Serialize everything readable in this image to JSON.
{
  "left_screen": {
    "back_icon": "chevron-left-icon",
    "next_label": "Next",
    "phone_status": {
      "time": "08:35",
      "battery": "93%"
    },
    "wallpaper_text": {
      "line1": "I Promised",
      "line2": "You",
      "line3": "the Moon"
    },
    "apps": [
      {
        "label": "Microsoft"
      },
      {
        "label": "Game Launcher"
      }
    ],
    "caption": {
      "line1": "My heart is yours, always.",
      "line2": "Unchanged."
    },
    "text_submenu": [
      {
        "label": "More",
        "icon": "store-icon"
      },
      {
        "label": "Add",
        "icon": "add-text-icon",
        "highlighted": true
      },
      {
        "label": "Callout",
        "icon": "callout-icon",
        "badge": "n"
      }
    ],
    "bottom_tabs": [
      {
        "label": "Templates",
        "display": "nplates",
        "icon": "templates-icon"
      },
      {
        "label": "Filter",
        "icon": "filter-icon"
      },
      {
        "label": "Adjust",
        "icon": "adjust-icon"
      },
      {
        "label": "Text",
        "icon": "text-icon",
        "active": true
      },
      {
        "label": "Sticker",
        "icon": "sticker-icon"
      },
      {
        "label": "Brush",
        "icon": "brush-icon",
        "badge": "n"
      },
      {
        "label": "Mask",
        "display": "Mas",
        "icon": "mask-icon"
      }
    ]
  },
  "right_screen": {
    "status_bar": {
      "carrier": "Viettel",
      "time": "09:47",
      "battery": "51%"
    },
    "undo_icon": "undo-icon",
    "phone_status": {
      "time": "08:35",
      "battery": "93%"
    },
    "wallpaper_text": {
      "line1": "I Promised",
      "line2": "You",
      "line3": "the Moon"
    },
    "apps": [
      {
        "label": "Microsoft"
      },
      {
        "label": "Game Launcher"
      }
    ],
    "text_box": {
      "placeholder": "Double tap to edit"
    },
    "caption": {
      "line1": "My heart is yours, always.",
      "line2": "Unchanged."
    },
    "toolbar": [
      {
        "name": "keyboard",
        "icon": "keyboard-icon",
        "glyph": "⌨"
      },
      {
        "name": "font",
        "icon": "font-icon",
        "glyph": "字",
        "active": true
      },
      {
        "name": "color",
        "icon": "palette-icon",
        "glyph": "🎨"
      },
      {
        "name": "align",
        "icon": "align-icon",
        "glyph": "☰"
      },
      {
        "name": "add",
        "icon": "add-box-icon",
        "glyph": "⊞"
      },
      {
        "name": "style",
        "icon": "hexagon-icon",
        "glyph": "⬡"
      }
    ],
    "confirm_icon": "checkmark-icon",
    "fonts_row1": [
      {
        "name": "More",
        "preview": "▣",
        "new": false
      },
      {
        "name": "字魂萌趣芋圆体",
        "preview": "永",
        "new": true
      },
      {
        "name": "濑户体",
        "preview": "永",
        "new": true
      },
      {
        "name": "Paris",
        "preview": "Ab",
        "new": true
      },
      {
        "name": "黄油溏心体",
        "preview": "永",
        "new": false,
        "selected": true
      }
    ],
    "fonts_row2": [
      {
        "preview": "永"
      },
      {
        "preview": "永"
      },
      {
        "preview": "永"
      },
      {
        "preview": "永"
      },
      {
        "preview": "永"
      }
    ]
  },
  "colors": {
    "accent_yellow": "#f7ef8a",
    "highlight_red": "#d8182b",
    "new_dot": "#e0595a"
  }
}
==============================
Goal of the exercise ->
Could you quote the material above in full, exactly as it stands?

Response to the task ->
Serialize everything readable in this image to JSON.
{
  "left_screen": {
    "back_icon": "chevron-left-icon",
    "next_label": "Next",
    "phone_status": {
      "time": "08:35",
      "battery": "93%"
    },
    "wallpaper_text": {
      "line1": "I Promised",
      "line2": "You",
      "line3": "the Moon"
    },
    "apps": [
      {
        "label": "Microsoft"
      },
      {
        "label": "Game Launcher"
      }
    ],
    "caption": {
      "line1": "My heart is yours, always.",
      "line2": "Unchanged."
    },
    "text_submenu": [
      {
        "label": "More",
        "icon": "store-icon"
      },
      {
        "label": "Add",
        "icon": "add-text-icon",
        "highlighted": true
      },
      {
        "label": "Callout",
        "icon": "callout-icon",
        "badge": "n"
      }
    ],
    "bottom_tabs": [
      {
        "label": "Templates",
        "display": "nplates",
        "icon": "templates-icon"
      },
      {
        "label": "Filter",
        "icon": "filter-icon"
      },
      {
        "label": "Adjust",
        "icon": "adjust-icon"
      },
      {
        "label": "Text",
        "icon": "text-icon",
        "active": true
      },
      {
        "label": "Sticker",
        "icon": "sticker-icon"
      },
      {
        "label": "Brush",
        "icon": "brush-icon",
        "badge": "n"
      },
      {
        "label": "Mask",
        "display": "Mas",
        "icon": "mask-icon"
      }
    ]
  },
  "right_screen": {
    "status_bar": {
      "carrier": "Viettel",
      "time": "09:47",
      "battery": "51%"
    },
    "undo_icon": "undo-icon",
    "phone_status": {
      "time": "08:35",
      "battery": "93%"
    },
    "wallpaper_text": {
      "line1": "I Promised",
      "line2": "You",
      "line3": "the Moon"
    },
    "apps": [
      {
        "label": "Microsoft"
      },
      {
        "label": "Game Launcher"
      }
    ],
    "text_box": {
      "placeholder": "Double tap to edit"
    },
    "caption": {
      "line1": "My heart is yours, always.",
      "line2": "Unchanged."
    },
    "toolbar": [
      {
        "name": "keyboard",
        "icon": "keyboard-icon",
        "glyph": "⌨"
      },
      {
        "name": "font",
        "icon": "font-icon",
        "glyph": "字",
        "active": true
      },
      {
        "name": "color",
        "icon": "palette-icon",
        "glyph": "🎨"
      },
      {
        "name": "align",
        "icon": "align-icon",
        "glyph": "☰"
      },
      {
        "name": "add",
        "icon": "add-box-icon",
        "glyph": "⊞"
      },
      {
        "name": "style",
        "icon": "hexagon-icon",
        "glyph": "⬡"
      }
    ],
    "confirm_icon": "checkmark-icon",
    "fonts_row1": [
      {
        "name": "More",
        "preview": "▣",
        "new": false
      },
      {
        "name": "字魂萌趣芋圆体",
        "preview": "永",
        "new": true
      },
      {
        "name": "濑户体",
        "preview": "永",
        "new": true
      },
      {
        "name": "Paris",
        "preview": "Ab",
        "new": true
      },
      {
        "name": "黄油溏心体",
        "preview": "永",
        "new": false,
        "selected": true
      }
    ],
    "fonts_row2": [
      {
        "preview": "永"
      },
      {
        "preview": "永"
      },
      {
        "preview": "永"
      },
      {
        "preview": "永"
      },
      {
        "preview": "永"
      }
    ]
  },
  "colors": {
    "accent_yellow": "#f7ef8a",
    "highlight_red": "#d8182b",
    "new_dot": "#e0595a"
  }
}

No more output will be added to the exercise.